◆ Short problem:
Each line that holds the word "Prediksi" counts once; give the total number of such lines and nothing else.

Raw records
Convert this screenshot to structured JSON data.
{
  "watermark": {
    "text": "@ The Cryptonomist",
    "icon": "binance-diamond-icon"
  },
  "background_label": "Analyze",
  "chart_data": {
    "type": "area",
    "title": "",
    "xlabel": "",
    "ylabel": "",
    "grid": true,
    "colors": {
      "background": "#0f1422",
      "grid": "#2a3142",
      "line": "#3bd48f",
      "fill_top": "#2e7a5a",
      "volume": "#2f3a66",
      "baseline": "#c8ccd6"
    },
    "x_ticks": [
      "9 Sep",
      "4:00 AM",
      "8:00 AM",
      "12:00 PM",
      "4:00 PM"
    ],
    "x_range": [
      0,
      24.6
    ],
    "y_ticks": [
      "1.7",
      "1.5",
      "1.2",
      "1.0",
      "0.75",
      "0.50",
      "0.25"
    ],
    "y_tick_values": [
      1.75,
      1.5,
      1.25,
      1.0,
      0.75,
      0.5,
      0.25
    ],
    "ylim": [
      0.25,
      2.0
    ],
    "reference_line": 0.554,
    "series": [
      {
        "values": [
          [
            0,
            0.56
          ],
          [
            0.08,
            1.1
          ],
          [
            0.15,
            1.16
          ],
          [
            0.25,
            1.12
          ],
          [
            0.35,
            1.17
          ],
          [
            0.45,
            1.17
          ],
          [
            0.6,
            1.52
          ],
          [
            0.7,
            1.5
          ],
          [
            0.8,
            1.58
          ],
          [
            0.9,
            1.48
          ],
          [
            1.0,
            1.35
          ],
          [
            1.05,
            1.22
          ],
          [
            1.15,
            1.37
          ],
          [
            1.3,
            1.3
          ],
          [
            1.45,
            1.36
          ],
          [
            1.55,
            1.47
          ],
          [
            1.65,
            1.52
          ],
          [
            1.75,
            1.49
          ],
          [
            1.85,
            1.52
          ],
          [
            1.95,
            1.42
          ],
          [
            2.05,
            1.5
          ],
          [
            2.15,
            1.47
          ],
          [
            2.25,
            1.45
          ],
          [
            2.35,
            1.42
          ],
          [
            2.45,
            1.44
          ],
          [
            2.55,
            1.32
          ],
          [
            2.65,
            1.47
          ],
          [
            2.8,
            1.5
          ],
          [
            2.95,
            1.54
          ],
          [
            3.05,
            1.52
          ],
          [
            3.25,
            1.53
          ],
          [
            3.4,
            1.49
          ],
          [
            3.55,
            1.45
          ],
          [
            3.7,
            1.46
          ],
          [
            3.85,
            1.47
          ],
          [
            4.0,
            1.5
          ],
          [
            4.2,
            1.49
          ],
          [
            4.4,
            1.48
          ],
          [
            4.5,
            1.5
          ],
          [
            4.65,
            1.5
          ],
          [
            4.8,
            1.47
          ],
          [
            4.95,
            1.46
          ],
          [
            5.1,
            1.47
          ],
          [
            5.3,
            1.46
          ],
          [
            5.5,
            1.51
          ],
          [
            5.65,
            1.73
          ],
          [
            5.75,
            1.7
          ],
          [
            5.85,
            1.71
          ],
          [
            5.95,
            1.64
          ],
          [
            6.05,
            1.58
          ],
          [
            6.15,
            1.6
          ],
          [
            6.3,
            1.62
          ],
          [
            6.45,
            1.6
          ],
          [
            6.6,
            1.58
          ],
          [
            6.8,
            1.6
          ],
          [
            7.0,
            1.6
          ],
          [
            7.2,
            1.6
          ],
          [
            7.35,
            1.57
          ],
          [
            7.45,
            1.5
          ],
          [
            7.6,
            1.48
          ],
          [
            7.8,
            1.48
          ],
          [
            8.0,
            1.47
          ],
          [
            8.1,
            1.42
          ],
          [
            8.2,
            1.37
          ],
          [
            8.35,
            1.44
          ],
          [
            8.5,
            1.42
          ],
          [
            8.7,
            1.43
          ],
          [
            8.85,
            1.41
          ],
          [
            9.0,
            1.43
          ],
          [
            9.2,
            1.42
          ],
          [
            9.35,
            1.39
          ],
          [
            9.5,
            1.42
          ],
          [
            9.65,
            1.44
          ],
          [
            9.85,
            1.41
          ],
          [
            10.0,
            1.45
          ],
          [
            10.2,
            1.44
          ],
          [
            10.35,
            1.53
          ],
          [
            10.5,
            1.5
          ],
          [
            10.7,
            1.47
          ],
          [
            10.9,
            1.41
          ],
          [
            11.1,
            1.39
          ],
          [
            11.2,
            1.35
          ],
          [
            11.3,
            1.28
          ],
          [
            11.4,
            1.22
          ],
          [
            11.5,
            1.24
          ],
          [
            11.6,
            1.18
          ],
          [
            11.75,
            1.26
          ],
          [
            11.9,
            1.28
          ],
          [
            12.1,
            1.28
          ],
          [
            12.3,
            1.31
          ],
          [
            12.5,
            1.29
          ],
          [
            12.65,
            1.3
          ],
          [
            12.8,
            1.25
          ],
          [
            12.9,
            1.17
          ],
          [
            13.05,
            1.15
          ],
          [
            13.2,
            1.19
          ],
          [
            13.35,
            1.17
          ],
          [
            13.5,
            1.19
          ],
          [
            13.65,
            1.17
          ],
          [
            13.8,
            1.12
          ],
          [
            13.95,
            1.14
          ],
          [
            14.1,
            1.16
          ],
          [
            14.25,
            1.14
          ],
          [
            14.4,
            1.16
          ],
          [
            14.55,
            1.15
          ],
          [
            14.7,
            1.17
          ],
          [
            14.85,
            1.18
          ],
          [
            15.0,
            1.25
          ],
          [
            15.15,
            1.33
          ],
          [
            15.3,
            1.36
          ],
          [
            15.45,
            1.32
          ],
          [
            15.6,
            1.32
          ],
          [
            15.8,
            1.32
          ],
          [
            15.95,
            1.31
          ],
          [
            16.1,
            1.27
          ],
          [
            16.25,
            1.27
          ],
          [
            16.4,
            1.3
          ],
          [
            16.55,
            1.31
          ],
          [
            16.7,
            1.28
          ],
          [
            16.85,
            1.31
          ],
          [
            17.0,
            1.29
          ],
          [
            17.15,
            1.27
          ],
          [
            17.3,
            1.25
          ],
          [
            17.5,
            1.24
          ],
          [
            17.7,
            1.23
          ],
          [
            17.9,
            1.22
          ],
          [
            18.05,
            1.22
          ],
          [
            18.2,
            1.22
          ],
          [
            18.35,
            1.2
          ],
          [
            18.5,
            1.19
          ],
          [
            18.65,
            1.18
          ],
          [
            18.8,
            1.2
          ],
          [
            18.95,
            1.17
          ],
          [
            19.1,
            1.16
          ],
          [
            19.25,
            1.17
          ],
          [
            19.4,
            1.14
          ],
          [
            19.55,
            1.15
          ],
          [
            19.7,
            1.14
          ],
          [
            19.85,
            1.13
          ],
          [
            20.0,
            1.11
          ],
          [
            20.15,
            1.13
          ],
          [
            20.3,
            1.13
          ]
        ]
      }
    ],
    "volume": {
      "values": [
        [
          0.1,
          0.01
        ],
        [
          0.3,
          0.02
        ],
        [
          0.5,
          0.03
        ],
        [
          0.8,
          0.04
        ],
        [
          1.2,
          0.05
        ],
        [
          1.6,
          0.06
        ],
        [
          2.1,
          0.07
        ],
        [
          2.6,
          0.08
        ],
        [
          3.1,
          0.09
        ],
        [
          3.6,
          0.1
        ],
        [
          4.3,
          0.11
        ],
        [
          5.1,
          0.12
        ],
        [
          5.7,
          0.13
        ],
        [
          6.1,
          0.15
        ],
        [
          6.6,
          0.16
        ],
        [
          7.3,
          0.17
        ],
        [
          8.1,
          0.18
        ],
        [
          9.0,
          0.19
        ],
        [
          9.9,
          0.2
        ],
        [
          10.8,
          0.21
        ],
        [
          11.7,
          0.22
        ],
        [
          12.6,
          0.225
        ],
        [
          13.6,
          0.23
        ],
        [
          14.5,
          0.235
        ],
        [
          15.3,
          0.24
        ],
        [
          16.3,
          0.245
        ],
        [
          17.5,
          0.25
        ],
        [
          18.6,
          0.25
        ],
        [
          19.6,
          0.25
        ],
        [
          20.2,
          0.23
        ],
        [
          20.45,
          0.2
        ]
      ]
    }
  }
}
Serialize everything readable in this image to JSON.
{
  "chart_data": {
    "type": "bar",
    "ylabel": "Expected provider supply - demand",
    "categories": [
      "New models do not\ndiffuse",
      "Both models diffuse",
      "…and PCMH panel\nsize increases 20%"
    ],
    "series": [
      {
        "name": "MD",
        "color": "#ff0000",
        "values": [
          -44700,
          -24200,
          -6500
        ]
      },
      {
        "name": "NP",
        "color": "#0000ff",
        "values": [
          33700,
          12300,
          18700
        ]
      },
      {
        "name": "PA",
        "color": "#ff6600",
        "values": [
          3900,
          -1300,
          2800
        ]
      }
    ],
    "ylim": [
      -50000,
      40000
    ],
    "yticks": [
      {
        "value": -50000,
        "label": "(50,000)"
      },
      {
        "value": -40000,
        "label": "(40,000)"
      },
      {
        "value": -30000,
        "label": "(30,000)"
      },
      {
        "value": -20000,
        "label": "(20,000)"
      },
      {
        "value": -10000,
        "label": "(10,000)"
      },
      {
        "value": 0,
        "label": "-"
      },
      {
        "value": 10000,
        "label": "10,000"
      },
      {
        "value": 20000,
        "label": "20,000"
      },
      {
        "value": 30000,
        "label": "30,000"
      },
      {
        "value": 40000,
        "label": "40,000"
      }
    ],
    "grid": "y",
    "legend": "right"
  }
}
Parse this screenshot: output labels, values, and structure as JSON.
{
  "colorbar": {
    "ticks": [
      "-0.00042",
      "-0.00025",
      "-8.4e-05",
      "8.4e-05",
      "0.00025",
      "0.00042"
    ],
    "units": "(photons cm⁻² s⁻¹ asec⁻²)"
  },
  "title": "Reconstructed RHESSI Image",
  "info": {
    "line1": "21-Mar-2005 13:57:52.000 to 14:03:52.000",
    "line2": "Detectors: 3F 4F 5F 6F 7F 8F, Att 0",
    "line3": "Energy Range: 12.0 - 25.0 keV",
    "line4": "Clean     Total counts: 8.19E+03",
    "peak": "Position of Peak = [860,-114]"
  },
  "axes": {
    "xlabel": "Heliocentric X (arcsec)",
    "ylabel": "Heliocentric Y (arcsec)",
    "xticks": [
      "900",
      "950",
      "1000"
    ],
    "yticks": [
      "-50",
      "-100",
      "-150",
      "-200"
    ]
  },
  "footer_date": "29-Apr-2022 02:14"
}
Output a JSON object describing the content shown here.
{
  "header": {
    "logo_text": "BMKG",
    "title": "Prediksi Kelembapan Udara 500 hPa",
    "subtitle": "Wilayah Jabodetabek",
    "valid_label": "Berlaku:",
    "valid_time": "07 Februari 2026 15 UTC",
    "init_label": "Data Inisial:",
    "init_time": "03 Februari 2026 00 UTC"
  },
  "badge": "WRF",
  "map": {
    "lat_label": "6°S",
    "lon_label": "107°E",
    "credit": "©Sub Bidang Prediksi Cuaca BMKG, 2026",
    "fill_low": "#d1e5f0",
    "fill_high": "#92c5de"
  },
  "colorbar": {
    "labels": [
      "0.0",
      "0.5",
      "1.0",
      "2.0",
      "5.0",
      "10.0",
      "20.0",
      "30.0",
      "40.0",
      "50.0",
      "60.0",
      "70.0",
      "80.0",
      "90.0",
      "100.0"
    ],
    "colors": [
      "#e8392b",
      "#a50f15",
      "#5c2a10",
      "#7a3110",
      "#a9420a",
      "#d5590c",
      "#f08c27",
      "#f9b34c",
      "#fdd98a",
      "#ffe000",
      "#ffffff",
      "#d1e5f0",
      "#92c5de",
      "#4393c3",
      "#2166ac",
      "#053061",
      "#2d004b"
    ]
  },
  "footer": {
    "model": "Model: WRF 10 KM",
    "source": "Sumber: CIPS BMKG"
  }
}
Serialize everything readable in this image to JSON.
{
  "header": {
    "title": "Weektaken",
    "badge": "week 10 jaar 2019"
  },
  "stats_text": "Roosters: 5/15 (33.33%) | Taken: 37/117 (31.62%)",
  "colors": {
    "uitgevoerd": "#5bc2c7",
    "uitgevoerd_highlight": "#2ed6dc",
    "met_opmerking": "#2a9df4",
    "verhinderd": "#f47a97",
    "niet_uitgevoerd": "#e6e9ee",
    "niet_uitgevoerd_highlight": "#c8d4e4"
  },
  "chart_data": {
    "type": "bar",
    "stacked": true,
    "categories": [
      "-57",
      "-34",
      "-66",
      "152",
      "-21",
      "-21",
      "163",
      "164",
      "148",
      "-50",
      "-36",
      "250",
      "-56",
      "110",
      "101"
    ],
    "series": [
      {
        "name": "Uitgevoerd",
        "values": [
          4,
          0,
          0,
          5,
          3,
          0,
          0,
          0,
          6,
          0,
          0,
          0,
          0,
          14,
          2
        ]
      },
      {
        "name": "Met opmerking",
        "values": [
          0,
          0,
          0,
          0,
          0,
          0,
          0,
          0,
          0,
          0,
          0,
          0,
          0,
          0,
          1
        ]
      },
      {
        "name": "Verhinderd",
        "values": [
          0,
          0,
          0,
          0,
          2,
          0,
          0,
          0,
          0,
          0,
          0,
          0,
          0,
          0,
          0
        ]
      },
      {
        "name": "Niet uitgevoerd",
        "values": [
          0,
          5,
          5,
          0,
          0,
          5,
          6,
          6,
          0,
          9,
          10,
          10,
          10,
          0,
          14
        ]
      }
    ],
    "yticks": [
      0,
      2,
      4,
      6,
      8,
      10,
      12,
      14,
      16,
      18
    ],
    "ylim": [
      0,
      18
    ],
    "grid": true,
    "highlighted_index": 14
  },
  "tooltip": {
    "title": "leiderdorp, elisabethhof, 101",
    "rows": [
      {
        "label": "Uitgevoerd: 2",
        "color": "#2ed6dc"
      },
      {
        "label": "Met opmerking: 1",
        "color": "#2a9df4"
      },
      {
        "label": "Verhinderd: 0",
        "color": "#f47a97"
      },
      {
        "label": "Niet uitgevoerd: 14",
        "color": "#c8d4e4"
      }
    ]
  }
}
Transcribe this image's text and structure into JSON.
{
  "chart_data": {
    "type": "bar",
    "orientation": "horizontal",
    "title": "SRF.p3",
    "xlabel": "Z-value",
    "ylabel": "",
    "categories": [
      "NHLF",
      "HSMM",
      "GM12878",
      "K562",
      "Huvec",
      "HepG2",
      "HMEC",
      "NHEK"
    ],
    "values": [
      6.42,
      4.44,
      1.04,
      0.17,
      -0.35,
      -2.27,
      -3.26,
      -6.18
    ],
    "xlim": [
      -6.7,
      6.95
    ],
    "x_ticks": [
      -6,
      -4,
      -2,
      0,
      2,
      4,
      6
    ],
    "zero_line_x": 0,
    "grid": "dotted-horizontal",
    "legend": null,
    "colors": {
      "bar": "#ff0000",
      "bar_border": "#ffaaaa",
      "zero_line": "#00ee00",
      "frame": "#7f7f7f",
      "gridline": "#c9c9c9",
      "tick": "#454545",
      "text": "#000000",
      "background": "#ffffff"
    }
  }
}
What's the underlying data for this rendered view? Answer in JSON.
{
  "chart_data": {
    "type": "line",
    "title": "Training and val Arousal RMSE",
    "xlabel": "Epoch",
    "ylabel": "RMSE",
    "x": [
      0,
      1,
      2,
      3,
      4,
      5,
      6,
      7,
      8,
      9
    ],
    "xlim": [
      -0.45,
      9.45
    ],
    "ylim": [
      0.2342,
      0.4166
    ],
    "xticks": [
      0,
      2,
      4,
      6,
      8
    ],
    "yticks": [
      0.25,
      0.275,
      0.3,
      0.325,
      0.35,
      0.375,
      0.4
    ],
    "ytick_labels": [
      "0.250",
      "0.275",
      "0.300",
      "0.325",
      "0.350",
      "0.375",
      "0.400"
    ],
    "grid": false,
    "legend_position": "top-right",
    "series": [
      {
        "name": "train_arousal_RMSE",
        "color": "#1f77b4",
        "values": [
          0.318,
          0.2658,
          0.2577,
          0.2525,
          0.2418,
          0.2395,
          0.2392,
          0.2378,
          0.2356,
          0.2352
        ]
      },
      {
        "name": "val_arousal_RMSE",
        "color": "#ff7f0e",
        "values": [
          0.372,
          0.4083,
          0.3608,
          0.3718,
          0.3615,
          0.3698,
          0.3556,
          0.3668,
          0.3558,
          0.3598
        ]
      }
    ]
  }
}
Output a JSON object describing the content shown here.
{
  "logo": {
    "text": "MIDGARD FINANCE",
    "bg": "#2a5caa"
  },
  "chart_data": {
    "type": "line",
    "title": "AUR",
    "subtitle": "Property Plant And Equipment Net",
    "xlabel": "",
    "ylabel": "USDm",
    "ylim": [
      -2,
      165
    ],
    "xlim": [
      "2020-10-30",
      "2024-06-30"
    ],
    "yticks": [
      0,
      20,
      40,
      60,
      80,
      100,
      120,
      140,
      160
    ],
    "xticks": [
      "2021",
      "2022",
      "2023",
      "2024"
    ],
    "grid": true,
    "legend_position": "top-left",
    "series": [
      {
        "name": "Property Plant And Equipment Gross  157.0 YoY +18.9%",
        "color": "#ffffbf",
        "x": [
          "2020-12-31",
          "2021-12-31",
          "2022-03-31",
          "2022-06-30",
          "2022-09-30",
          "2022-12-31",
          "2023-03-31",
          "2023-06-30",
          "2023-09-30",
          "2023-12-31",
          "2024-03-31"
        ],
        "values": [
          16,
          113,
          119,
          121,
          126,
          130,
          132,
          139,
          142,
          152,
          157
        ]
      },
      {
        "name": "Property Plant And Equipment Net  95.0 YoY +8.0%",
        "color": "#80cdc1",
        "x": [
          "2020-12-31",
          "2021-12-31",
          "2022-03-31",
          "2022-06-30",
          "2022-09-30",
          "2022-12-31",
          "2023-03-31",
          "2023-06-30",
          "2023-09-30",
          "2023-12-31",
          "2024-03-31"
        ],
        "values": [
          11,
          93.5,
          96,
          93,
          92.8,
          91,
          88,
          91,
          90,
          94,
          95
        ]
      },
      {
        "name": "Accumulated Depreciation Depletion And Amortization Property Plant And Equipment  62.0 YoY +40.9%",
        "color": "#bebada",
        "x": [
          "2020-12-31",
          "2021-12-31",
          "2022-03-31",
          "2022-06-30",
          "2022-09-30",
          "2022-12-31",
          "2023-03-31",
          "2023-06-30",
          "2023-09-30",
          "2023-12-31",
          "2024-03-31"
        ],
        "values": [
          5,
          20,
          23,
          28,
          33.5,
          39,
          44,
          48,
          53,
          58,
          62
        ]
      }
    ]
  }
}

◆ Finished task:
2